__Selected extract__
[OSM-dev] UTF8 problem with last night's daily .osc

Sat Aug 30 10:51:32 BST 2008

Hi,

Richard Fairhurst wrote:
> Well, the relevant bit of the migration is
[...]

I looked that up myself but didn't go the extra length to find out that 
"string" actually means 255 characters only... I always assumed that we 
allowed longer values. There goes the freedom of stuffing your sales 
brochure into a tag value ;-)

(Nodes currently do allow longer values but that's because they are 
still all lumped together and not broken out into their own node_tags 
table, right?)

> So I guess the solution is either for Osmosis to conform to Postel's  
> Law; 

I know it is not Osmosis' fault because Osmosis just uses standard XML 
parsing but I'm a bit unhappy about the gigantic waste of processing 
power incurred by all this parsing stuff - it seems anyone touching the 
XML file with a "proper library" has to actually decipher the UTF8 
sequences, whereas if I just want to use Osmosis to split out a section 
of the data or apply a patch, I would be perfectly happy if it would 
process whatever data is there *without* trying to make sense of it more 
than it absolutely has to. (I don't think there can ever be a double or 
single quote anywhere in bytes 2-n of a n-byte UTF-8 sequence, can there?)

I guess I'll have to resort to dirty regex parsingif I want that.

> or for  
> Potlatch/amf_controller, which don't currently have any limit on key/ 
> value lengths (well, 64k :) ), to preprocess keys/values by  
> truncating at the nearest UTF-8 boundary before 255 bytes.  

I have verified that the regular API suffers from the same problem.

__Problems to solve__
1. Print the part of the mailing-list post on the UTF8 problem from "I guess I'll" to "the same problem.".
2. In the mailing-list post on the UTF8 problem, what has the writer verified suffers from the same problem?
3. Pick up the mailing-list post on the UTF8 problem after its last sentence and continue writing it.
The lines that come after this post are separate material and are not part of it.

__Records shown__
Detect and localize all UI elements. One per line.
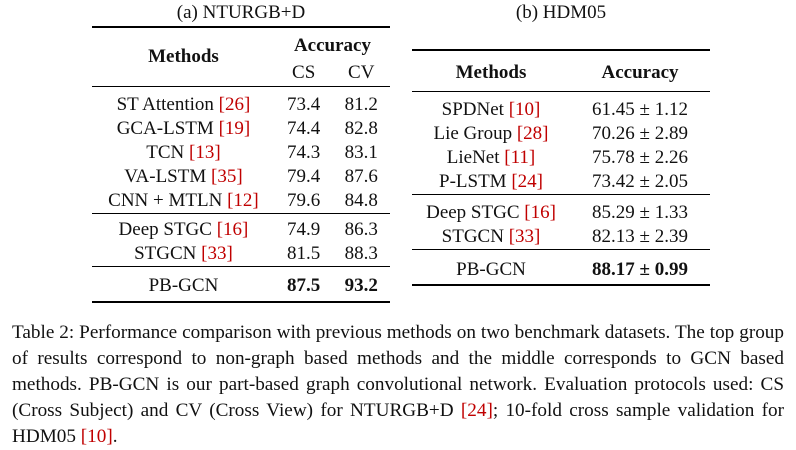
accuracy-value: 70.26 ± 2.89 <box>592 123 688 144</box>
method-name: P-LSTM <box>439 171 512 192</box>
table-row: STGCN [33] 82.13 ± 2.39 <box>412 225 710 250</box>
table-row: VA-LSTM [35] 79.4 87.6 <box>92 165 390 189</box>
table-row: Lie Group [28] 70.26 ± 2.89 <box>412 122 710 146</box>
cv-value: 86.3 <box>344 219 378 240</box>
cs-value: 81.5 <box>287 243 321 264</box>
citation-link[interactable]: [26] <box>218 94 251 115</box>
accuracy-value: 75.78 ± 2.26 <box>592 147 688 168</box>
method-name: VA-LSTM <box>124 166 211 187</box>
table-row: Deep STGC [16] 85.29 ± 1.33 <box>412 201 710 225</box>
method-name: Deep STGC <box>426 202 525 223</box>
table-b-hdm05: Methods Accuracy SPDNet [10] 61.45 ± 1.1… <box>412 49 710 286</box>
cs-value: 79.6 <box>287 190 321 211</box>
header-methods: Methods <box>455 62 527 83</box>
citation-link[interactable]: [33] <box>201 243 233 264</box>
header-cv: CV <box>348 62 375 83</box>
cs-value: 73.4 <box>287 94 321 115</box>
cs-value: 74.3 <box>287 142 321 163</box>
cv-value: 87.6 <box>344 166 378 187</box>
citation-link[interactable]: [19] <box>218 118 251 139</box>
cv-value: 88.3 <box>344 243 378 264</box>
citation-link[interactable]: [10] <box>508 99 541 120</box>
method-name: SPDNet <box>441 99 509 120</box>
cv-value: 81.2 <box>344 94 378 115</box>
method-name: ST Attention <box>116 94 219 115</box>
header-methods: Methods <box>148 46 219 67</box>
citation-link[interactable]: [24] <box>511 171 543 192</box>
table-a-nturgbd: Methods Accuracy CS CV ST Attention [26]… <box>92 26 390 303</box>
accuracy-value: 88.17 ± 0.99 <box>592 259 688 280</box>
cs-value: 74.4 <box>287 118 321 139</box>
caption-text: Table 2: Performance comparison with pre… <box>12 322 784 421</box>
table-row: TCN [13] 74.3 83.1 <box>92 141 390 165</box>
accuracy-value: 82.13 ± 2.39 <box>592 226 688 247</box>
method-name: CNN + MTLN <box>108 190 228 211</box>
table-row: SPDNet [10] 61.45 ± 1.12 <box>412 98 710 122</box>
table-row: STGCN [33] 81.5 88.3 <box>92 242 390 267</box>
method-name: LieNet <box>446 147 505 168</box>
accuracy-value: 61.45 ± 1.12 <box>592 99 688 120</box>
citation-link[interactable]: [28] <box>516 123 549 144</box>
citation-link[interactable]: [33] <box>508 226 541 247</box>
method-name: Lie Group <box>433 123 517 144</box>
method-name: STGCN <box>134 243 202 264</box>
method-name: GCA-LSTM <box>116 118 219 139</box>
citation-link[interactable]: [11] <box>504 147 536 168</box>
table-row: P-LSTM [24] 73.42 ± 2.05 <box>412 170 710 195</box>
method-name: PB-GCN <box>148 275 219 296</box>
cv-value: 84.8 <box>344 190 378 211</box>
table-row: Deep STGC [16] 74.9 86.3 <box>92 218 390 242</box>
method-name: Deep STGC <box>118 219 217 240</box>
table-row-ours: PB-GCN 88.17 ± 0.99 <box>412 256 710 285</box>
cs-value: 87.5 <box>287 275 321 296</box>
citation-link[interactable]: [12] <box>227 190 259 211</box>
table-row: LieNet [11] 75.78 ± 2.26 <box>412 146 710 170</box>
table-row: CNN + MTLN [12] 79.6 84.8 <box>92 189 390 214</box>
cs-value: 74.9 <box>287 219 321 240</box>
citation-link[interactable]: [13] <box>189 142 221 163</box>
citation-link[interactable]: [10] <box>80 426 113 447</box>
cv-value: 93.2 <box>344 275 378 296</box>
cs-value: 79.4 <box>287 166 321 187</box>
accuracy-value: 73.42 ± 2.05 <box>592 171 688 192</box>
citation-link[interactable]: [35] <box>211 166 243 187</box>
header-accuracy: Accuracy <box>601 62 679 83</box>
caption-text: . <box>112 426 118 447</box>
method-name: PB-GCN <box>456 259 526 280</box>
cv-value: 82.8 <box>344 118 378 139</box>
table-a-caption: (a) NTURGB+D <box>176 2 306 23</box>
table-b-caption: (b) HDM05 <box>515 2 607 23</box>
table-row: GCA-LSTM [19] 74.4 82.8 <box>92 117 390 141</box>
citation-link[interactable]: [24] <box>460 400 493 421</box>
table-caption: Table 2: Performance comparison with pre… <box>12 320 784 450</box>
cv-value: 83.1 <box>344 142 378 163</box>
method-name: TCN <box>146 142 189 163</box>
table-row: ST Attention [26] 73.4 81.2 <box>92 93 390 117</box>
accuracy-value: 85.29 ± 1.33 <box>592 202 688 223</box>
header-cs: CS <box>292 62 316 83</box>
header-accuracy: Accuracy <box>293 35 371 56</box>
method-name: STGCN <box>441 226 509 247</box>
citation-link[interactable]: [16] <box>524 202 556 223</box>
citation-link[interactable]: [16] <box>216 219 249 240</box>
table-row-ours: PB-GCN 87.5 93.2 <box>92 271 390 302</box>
* * *
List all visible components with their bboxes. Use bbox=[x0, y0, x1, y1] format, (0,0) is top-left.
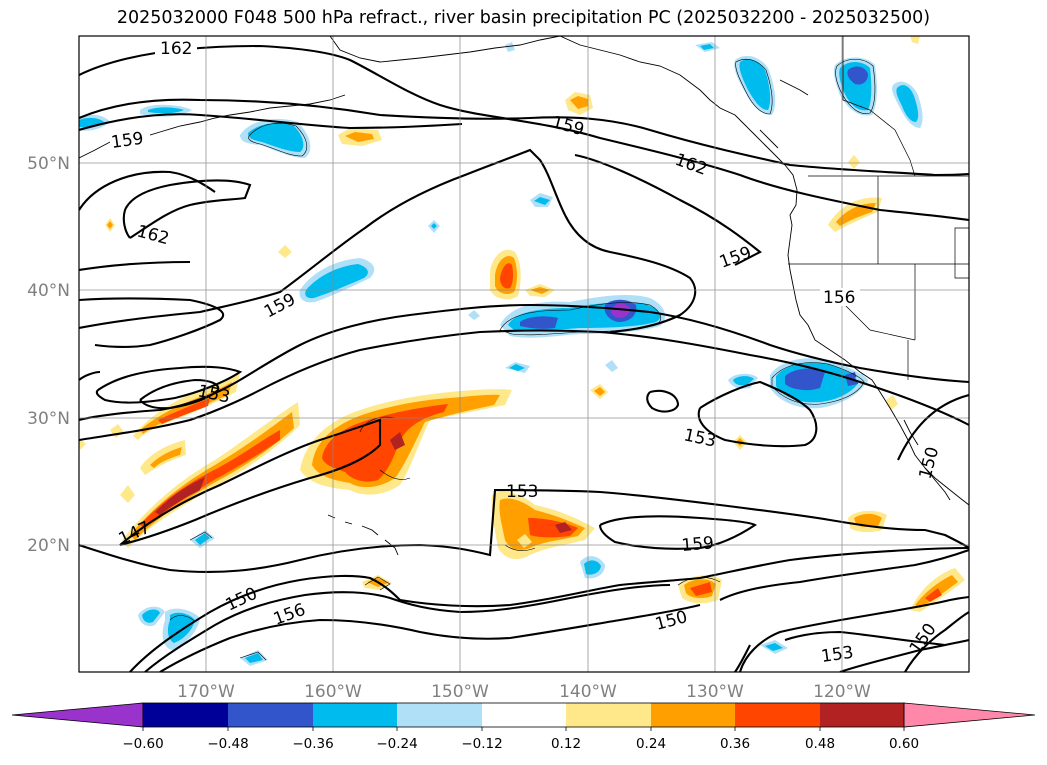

__Solved tasks__
1.
I guess I'll have to resort to dirty regex parsingif I want that.

> or for  
> Potlatch/amf_controller, which don't currently have any limit on key/ 
> value lengths (well, 64k :) ), to preprocess keys/values by  
> truncating at the nearest UTF-8 boundary before 255 bytes.  

I have verified that the regular API suffers from the same problem.

2. The regular API.

3.
Upload something with an UTF-8 character at position 255 and you get 
into trouble. So actually the API needs to do something as well, either 
truncate the data properly, or at least return an error to the client if 
you try to set a value of more than 255 bytes.

I think it could be done in the add_tag_keyval method of the 
way/relation controllers. I am actually in favour of returning an error 
instead of silently truncating data because I think we should only 
return "ok" if we have stored all data that was sent.

Returning an error should be no more difficult than throwing an 
exception there if v.length exceeds 255, only thing I am not sure about 
is whether Ruby will try to be smart and return the length not in bytes 
but in characters...?

If one wanted to silently truncate, then I believe the rule is: You may 
cut a string between neighbouring characters "a" and "b" if "b" is in 
the range 0..127 (0x00..0x7f - regular one-byte character) or 192..253 
(0xc0..0xfd - first byte of UTF-8 sequence). Anything outside these 
ranges may be a follow-on byte of an UTF-8 sequence.

Bye
Frederik

-- 
Frederik Ramm  ##  eMail frederik at remote.org  ##  N49°00'09" E008°23'33"